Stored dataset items

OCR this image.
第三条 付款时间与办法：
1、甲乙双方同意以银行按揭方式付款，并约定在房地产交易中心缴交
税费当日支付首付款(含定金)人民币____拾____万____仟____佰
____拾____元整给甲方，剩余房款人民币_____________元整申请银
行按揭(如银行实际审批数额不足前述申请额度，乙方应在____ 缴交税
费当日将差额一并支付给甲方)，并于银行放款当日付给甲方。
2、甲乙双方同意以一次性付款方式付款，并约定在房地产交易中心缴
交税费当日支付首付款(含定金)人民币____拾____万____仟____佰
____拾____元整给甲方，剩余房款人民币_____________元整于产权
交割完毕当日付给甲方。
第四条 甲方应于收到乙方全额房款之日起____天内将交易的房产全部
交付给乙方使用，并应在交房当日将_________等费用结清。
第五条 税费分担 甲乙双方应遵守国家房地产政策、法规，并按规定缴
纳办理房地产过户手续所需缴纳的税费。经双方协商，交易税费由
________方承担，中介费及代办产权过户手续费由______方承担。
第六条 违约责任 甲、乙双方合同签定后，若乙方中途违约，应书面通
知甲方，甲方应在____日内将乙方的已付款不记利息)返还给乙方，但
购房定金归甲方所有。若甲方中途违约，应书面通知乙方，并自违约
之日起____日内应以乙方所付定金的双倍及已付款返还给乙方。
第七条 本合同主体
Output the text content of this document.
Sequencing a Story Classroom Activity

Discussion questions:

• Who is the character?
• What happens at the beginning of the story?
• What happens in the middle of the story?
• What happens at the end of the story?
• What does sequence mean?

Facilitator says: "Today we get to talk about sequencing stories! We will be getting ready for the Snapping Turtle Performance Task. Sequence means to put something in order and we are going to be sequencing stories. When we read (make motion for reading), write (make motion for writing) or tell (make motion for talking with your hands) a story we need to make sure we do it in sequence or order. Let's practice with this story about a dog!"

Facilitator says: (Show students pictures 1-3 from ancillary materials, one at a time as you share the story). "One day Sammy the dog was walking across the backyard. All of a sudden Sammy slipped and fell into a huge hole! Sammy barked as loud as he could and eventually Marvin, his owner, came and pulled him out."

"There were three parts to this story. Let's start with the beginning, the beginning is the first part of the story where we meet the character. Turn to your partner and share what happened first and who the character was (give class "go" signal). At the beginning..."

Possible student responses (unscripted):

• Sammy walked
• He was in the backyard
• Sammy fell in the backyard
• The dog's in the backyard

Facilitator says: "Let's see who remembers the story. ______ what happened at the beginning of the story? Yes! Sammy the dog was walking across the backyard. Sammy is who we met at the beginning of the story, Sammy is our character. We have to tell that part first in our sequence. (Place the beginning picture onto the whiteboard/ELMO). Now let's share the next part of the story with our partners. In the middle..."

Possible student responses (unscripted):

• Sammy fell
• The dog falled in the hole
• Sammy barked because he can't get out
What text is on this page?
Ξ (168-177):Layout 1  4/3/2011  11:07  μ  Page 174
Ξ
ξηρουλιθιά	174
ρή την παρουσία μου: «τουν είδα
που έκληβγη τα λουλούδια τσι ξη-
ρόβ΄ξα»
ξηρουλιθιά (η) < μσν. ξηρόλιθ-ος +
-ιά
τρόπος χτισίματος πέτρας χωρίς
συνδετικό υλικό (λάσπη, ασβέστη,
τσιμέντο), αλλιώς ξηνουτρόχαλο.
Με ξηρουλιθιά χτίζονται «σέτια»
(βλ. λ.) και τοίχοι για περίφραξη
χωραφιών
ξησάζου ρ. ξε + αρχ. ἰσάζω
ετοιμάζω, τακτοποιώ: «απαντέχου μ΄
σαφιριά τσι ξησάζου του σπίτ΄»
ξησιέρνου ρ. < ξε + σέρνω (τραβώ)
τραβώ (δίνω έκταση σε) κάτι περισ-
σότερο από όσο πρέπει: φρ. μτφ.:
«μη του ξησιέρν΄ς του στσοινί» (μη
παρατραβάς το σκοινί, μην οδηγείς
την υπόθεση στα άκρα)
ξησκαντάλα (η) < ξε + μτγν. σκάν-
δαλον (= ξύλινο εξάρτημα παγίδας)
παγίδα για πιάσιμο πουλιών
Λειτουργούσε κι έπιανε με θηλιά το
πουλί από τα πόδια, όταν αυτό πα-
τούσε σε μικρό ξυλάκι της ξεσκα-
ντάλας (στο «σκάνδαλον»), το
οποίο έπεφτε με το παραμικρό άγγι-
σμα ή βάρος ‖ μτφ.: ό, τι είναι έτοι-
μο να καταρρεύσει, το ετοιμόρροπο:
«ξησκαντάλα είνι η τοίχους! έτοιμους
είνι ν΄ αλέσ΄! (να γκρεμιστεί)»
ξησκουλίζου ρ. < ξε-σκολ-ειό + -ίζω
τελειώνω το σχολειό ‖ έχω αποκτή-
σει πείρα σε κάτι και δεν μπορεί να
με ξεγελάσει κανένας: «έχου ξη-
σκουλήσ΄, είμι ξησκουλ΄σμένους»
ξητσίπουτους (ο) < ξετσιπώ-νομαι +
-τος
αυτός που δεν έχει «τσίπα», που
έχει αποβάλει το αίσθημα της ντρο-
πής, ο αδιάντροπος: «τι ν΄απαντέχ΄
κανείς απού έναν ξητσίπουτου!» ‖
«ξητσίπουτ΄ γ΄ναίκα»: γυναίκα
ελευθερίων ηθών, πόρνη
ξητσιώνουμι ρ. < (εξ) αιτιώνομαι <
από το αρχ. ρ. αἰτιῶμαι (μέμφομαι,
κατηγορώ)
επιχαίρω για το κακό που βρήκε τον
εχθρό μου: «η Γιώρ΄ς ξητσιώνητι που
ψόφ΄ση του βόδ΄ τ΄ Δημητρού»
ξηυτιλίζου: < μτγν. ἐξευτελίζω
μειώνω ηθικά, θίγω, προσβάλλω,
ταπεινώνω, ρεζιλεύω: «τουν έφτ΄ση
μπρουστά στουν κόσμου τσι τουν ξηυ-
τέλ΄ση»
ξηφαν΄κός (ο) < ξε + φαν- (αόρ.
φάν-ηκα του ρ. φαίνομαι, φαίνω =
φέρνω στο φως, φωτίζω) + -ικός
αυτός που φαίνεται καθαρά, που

* **EXERCISE TASK**:
Look through the records and gather each line with the word "τουν".

* **ANSWER**:
ρή την παρουσία μου: «τουν είδα
ταπεινώνω, ρεζιλεύω: «τουν έφτ΄ση
μπρουστά στουν κόσμου τσι τουν ξηυ-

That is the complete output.